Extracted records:
================

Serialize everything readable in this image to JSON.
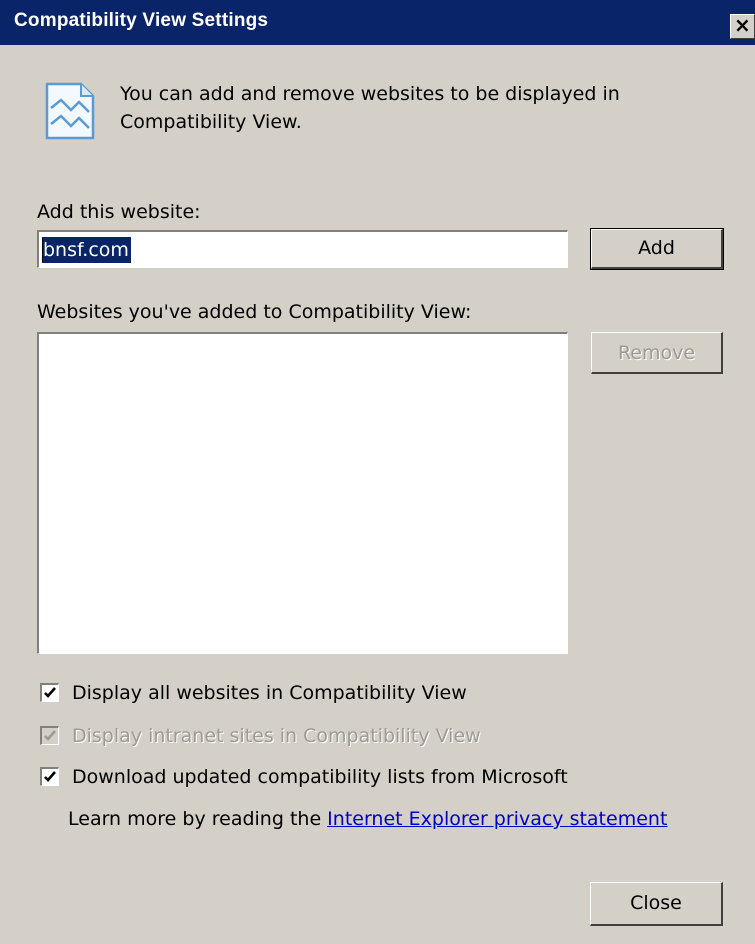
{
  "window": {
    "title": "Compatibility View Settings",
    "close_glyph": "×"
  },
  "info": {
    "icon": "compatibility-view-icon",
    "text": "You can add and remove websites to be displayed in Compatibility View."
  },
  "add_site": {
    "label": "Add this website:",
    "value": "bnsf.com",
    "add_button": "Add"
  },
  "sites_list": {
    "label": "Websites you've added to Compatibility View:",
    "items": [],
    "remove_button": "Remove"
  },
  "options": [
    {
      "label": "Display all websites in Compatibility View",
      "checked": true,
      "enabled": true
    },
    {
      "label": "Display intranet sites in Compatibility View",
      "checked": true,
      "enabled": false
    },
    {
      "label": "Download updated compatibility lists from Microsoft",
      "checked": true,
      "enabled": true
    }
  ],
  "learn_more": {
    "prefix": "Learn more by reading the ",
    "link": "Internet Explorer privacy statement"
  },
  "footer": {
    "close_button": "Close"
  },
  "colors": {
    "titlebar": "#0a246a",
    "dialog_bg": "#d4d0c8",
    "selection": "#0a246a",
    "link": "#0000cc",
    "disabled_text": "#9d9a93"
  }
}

================

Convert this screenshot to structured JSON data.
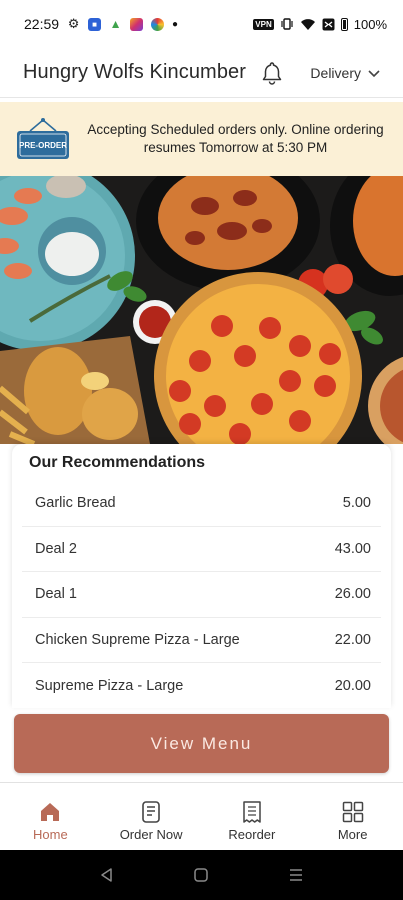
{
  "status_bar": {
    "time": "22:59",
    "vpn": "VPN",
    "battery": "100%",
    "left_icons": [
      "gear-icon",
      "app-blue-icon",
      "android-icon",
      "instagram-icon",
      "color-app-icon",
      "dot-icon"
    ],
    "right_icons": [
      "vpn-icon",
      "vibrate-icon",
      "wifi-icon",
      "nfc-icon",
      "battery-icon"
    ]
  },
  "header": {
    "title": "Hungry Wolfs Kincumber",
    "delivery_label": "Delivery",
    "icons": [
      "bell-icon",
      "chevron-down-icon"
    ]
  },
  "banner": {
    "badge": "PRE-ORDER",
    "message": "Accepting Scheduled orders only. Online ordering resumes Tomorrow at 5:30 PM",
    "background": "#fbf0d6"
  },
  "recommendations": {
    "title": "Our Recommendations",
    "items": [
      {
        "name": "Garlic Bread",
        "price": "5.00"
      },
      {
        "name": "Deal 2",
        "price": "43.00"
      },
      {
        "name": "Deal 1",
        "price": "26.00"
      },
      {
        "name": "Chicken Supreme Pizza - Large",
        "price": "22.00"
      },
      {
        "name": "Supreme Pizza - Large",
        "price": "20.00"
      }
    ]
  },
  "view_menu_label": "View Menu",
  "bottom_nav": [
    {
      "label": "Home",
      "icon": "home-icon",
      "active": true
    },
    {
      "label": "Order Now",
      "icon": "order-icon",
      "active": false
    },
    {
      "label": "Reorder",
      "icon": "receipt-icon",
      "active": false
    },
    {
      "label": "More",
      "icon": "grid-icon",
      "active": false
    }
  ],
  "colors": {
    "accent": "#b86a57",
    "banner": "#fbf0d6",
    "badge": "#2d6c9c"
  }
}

================

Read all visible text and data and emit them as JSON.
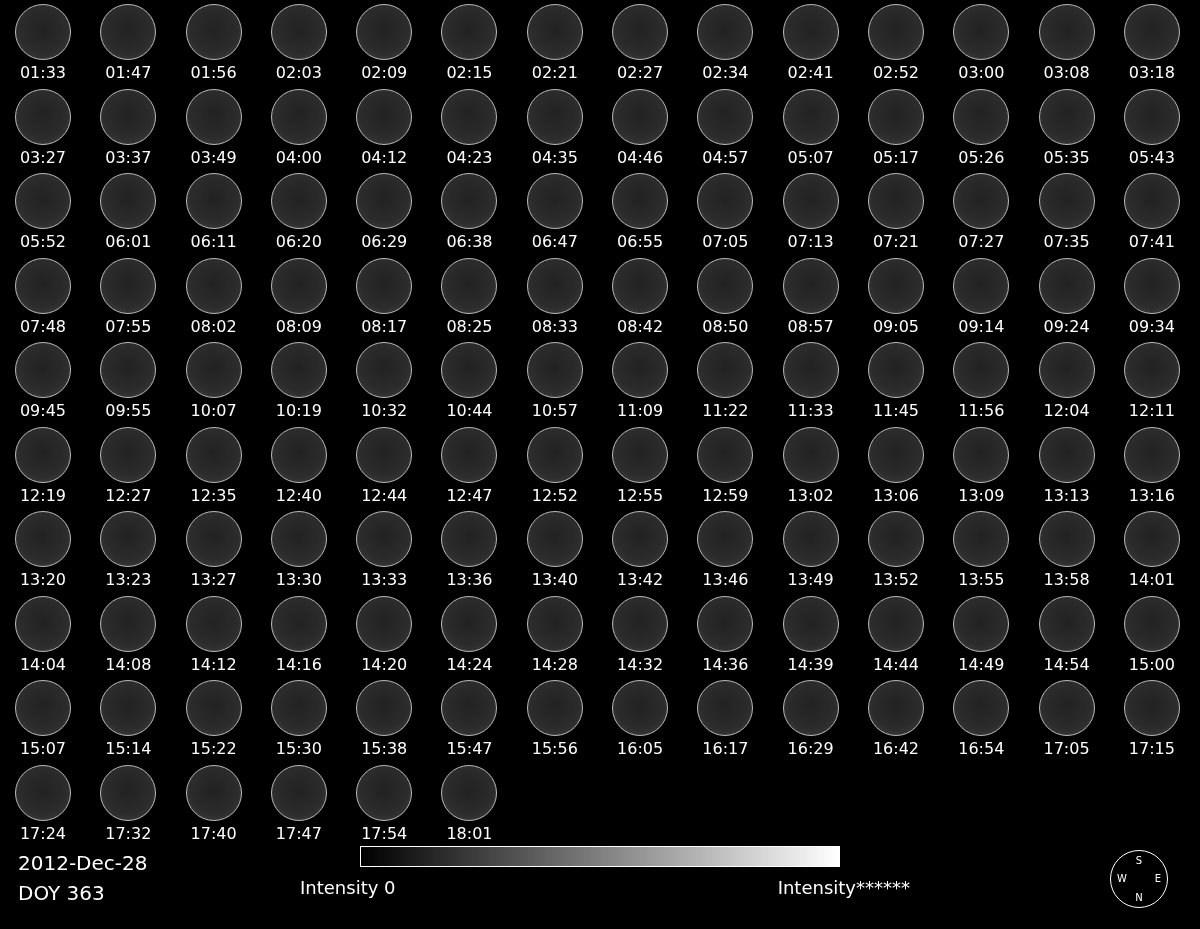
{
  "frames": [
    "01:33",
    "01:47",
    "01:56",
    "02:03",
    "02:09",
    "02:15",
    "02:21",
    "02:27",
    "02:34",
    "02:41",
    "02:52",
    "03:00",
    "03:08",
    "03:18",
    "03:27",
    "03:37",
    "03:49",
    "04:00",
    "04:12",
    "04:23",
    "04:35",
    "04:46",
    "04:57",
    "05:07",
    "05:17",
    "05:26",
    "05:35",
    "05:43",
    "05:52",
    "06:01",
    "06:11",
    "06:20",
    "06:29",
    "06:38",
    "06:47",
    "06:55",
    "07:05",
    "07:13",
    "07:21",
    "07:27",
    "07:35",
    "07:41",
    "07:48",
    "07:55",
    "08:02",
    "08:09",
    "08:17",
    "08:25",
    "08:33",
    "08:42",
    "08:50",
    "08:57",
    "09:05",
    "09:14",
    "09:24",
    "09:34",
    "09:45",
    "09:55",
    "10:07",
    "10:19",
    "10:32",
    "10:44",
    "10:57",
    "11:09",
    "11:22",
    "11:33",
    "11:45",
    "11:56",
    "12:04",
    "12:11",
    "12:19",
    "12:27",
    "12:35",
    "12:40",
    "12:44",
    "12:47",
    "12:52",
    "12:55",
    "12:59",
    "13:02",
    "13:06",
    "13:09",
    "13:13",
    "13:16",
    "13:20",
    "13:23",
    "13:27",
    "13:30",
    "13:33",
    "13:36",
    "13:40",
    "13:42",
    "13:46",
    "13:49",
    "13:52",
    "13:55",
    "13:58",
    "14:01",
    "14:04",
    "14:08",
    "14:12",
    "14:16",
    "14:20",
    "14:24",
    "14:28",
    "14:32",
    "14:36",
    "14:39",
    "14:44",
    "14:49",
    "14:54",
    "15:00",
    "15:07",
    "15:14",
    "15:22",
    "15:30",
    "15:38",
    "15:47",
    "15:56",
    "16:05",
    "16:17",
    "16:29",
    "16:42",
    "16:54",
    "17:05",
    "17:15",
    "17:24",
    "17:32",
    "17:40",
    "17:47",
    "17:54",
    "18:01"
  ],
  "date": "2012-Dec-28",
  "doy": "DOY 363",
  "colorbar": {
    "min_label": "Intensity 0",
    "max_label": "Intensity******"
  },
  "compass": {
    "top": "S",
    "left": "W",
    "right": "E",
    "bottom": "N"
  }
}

================

**WRITTEN INSTRUCTION**. Search the data for "JSON". Copy every matching line.

**FULL SOLUTION**.
Serialize everything readable in this image to JSON.
Convert this screenshot to structured JSON data.
Read all visible text and data and emit them as JSON.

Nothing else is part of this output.